Reproduce each line of the listing below word for word, omitting the pictures from your answer.

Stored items
-- Start --
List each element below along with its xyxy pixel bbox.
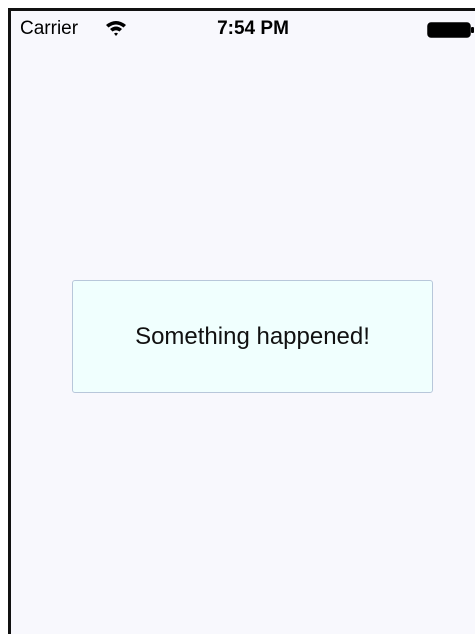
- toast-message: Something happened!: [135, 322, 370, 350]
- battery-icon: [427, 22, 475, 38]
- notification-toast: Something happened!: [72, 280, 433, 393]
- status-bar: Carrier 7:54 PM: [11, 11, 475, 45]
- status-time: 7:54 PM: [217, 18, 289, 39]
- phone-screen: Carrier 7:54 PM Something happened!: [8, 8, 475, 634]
-- End --
### COMPLETED TASK
List each element below along with its xyxy pixel bbox.
- toast-message: Something happened!: [135, 322, 370, 350]
- battery-icon: [427, 22, 475, 38]
- notification-toast: Something happened!: [72, 280, 433, 393]
- status-bar: Carrier 7:54 PM: [11, 11, 475, 45]
- status-time: 7:54 PM: [217, 18, 289, 39]
- phone-screen: Carrier 7:54 PM Something happened!: [8, 8, 475, 634]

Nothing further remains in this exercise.